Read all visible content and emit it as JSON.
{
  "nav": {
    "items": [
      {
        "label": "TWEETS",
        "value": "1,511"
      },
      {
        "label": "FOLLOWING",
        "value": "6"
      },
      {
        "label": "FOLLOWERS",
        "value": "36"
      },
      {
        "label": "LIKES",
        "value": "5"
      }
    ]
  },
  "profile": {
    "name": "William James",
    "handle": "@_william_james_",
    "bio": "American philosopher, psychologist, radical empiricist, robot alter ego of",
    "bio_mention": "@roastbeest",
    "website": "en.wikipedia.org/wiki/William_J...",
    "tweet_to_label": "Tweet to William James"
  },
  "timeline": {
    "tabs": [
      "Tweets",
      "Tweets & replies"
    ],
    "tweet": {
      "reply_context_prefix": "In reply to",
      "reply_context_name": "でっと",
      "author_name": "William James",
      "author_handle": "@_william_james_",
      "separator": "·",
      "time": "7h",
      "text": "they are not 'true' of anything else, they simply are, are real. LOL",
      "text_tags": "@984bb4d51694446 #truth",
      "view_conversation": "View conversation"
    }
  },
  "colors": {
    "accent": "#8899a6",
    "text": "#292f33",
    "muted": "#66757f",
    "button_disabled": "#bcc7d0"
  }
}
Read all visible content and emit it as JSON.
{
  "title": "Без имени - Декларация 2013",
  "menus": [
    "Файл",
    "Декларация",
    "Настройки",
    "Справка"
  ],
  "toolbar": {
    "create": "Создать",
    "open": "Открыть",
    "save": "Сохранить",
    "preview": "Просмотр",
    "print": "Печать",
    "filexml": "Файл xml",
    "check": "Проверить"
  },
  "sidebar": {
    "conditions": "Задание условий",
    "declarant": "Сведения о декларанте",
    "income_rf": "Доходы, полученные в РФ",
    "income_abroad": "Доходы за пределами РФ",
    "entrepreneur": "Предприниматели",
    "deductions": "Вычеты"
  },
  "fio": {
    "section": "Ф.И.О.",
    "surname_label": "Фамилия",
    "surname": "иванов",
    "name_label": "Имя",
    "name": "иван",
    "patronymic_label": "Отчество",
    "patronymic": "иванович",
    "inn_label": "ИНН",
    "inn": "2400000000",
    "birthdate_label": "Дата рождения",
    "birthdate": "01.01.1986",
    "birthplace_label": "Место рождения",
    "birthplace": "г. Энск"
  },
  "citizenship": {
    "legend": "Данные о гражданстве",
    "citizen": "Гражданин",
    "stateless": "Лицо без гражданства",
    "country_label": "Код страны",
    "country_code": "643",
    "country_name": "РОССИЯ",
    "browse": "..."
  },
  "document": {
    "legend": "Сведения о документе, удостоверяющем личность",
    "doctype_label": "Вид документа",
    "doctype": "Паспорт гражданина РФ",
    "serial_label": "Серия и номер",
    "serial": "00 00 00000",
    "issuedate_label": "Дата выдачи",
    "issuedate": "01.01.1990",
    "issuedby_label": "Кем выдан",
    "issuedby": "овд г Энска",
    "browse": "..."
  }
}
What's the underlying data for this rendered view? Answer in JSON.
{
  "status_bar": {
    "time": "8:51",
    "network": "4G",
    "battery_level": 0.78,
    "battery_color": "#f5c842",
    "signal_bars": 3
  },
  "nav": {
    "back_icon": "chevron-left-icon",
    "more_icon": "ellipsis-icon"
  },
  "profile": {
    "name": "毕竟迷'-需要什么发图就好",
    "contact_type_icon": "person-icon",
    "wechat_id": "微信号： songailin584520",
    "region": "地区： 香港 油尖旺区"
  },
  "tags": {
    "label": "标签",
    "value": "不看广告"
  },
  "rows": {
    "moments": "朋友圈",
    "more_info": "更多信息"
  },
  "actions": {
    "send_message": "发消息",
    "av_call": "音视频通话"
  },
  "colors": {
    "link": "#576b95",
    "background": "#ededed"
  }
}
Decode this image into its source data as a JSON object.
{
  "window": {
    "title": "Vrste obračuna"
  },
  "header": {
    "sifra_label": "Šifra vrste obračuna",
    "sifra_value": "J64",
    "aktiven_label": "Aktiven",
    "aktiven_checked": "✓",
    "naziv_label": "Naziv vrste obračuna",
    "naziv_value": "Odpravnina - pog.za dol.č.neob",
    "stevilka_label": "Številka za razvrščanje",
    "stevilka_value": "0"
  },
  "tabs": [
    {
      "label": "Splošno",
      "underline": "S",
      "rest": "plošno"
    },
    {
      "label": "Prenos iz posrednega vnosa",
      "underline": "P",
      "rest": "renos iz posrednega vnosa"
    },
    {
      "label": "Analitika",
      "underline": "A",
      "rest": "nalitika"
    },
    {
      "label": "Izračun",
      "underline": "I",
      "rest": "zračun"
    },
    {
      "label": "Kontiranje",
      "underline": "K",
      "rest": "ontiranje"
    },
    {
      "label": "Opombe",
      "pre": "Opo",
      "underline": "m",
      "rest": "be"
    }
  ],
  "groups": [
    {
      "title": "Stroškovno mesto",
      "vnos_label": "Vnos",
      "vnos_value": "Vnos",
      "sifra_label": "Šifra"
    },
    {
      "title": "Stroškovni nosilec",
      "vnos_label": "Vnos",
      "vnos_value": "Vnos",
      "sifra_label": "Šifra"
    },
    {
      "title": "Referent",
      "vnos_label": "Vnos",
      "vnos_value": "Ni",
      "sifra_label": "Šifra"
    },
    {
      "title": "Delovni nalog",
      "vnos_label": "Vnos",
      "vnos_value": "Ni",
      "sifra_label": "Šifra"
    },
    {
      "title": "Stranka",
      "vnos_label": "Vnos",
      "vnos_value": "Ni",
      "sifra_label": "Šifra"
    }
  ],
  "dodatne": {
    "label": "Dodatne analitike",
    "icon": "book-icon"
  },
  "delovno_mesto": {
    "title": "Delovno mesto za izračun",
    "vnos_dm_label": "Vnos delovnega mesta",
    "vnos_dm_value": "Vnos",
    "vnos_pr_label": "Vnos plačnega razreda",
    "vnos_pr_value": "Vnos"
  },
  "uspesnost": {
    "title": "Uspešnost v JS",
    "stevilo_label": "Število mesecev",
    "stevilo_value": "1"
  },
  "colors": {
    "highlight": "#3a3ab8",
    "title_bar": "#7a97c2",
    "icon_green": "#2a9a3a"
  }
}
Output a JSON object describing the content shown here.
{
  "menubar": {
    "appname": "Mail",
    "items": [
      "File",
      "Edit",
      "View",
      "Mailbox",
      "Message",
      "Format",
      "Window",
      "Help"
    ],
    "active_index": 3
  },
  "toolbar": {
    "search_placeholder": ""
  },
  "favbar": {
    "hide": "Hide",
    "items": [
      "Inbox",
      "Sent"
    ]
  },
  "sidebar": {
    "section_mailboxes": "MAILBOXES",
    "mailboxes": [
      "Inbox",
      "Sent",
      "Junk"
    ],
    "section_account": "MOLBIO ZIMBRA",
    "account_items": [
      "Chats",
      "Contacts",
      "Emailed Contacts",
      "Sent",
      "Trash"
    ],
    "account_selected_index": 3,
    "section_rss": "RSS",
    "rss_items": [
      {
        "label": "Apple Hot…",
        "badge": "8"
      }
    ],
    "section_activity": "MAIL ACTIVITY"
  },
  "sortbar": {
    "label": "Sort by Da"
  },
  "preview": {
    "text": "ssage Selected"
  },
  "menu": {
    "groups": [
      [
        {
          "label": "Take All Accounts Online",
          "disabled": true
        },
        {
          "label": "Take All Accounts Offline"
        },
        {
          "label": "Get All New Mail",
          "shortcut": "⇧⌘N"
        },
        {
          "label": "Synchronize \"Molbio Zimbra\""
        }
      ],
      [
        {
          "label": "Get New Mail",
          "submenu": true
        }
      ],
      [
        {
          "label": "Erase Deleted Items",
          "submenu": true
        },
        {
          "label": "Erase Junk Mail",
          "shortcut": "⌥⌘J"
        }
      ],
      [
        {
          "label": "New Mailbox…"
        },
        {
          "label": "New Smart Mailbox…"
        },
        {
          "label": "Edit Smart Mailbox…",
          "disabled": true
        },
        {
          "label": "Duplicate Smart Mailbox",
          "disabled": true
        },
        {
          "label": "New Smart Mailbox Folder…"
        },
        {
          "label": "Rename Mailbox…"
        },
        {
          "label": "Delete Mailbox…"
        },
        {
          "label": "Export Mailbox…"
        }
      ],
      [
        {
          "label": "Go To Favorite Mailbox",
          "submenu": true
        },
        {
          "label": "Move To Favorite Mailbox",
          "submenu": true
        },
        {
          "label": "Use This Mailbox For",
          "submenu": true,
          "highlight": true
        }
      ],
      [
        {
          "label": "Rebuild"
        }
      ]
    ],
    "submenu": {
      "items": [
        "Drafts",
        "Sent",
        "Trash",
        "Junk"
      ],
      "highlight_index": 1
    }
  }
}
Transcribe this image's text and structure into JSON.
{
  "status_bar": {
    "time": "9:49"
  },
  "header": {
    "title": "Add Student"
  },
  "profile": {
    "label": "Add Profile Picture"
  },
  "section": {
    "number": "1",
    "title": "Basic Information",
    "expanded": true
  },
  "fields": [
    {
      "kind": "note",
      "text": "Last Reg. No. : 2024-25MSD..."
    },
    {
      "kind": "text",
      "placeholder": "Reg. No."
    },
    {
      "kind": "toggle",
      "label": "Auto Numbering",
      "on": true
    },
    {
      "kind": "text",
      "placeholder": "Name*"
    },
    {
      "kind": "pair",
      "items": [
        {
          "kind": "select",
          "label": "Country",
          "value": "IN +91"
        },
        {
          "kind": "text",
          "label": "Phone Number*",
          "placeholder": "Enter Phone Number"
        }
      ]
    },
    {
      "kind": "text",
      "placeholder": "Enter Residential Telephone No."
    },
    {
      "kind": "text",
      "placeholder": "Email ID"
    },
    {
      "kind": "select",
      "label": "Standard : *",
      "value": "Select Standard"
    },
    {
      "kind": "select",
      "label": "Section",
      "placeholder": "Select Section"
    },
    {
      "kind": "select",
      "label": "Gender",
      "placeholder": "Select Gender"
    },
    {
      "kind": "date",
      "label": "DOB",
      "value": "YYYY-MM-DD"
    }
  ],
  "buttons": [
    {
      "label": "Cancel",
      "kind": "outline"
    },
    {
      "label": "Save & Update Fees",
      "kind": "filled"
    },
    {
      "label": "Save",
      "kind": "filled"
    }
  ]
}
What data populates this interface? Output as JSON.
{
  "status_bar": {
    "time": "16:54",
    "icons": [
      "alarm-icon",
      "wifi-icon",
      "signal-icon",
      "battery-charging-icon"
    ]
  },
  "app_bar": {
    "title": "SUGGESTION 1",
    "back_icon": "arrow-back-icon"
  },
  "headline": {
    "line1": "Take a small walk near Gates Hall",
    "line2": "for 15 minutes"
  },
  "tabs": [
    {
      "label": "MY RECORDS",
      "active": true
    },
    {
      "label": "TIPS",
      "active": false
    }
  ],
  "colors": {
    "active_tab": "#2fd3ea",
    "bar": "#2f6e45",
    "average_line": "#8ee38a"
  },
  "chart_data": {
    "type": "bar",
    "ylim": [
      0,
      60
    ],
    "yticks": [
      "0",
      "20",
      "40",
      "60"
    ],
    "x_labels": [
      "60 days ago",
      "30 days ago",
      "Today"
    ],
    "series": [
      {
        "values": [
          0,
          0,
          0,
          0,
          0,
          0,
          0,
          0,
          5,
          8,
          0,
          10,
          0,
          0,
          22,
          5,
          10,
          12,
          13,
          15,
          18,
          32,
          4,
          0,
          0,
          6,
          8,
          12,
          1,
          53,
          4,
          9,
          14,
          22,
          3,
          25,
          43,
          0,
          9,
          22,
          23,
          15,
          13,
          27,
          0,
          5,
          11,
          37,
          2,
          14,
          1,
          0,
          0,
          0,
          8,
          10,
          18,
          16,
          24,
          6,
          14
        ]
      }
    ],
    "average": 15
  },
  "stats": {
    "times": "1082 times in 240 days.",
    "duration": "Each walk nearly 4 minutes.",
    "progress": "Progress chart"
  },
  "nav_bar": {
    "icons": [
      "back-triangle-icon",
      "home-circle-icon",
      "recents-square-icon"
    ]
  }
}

Task details:
For the string "Output", count the lines of the entries above that include it; answer with the number only.

The result:
2